Stated problem 1: From the biography of Nicholas Partridge, set down the stretch from "He was also" through "partnership in 2008." word for word.
Stated problem 2: Summarize the biography of Nicholas Partridge in two sentences.

Extract provided:
Sir Nicholas Wyndham Partridge  (born 28 August 1955) is a British health care and HIV/AIDS care activist.

Early life 
Partridge was born in Rickmansworth on 28 August 1955 to Miles and Patricia Partridge. He attended West Somerset School in Minehead. He studied international relations at Keele University and graduated with a Bachelor of Arts (BA) degree in 1978.

Activism
Partridge worked for the Terrence Higgins Trust from 1985, when he started in the postroom, subsequently working his way to become chief executive in 1991, a post he held until 2013. There was controversy about his final salary on retirement: although not identified, three senior employees of the Terrence Higgins Trust were on salaries above £60,000, including one paid £140,000 to £149,999 and another paid £210,000 to £219,999.

He was also chair of Involve, an advisory group of the National Institute for Health and Care Research (NIHR) promoting public involvement in public health and social care research.

He lives in Peckham, London, with his partner, Simon Vearnals, a counselling psychologist. They entered into a civil partnership in 2008.

Dataset content:

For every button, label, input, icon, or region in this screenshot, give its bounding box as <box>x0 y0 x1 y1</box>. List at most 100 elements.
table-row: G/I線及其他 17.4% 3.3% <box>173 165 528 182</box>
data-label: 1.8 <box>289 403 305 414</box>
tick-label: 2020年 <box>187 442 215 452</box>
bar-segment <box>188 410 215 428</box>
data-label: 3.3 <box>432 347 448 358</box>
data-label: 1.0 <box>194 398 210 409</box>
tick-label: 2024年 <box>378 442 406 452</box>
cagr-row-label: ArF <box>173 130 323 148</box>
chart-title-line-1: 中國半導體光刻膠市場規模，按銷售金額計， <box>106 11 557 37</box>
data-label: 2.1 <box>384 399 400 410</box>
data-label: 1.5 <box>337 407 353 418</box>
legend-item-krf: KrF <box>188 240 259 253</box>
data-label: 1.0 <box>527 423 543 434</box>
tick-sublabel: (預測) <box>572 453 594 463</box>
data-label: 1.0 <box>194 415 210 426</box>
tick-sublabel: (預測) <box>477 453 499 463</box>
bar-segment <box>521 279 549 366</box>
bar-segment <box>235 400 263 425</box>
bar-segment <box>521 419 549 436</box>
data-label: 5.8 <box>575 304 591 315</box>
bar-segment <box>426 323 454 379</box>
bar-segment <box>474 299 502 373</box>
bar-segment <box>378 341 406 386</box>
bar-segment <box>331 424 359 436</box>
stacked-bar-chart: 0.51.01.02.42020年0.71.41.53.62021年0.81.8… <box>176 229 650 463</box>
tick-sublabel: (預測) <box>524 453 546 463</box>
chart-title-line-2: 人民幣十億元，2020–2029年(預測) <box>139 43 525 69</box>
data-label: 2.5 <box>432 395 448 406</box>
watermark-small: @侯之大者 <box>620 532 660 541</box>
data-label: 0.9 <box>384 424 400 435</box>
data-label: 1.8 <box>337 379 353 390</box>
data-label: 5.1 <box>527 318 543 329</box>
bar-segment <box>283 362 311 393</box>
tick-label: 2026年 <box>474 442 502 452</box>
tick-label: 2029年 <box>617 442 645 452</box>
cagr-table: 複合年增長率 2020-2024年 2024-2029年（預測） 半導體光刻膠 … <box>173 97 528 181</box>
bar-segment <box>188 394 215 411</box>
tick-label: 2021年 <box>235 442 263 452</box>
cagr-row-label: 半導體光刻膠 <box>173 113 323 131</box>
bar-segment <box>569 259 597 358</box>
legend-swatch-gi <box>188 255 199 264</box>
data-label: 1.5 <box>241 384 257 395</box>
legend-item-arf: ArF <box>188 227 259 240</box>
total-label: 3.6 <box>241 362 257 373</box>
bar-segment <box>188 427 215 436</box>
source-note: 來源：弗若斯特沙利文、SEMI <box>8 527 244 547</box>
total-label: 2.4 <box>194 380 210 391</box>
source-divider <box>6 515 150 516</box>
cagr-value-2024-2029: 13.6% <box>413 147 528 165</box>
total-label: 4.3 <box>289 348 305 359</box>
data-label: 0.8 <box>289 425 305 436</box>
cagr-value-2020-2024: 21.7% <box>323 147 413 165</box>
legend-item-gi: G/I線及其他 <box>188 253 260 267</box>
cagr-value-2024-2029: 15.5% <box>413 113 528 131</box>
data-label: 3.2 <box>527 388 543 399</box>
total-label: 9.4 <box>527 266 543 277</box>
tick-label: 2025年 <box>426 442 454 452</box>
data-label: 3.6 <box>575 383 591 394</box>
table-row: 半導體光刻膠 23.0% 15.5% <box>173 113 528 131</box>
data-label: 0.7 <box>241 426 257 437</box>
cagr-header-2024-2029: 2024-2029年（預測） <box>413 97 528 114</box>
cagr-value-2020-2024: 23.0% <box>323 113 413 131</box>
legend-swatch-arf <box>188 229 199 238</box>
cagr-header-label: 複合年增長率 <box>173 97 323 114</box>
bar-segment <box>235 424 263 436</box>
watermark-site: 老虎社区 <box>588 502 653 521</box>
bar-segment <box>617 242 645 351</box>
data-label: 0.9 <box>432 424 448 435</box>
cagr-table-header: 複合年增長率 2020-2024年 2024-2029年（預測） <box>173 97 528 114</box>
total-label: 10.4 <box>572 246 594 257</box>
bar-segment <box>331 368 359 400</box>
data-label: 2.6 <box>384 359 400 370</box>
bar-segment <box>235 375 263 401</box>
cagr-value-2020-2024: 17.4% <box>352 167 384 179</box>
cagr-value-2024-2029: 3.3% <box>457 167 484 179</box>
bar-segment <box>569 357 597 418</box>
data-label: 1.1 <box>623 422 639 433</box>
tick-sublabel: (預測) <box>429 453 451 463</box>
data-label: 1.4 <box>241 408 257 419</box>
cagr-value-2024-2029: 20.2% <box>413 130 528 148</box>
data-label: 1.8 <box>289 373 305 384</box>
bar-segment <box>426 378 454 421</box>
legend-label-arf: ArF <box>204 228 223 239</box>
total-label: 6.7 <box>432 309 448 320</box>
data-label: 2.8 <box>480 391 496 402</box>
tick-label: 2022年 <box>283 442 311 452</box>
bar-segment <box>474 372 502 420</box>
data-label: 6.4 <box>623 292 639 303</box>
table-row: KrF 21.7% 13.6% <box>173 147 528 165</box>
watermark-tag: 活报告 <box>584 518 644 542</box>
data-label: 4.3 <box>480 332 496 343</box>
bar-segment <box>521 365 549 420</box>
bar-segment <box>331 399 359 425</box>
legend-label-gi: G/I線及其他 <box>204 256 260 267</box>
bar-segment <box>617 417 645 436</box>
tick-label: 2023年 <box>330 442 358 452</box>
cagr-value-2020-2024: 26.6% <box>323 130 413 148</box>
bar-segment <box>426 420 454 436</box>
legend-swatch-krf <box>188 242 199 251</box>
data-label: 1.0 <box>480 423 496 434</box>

Task answer 1:
He was also chair of Involve, an advisory group of the National Institute for Health and Care Research (NIHR) promoting public involvement in public health and social care research.

He lives in Peckham, London, with his partner, Simon Vearnals, a counselling psychologist. They entered into a civil partnership in 2008.

Task answer 2: Sir Nicholas Wyndham Partridge, born in Rickmansworth on 28 August 1955, is a British health care and HIV/AIDS care activist who studied international relations at Keele University. He joined the Terrence Higgins Trust in 1985 in the postroom and served as its chief executive from 1991 until 2013, and he also chaired Involve, an advisory group of the National Institute for Health and Care Research.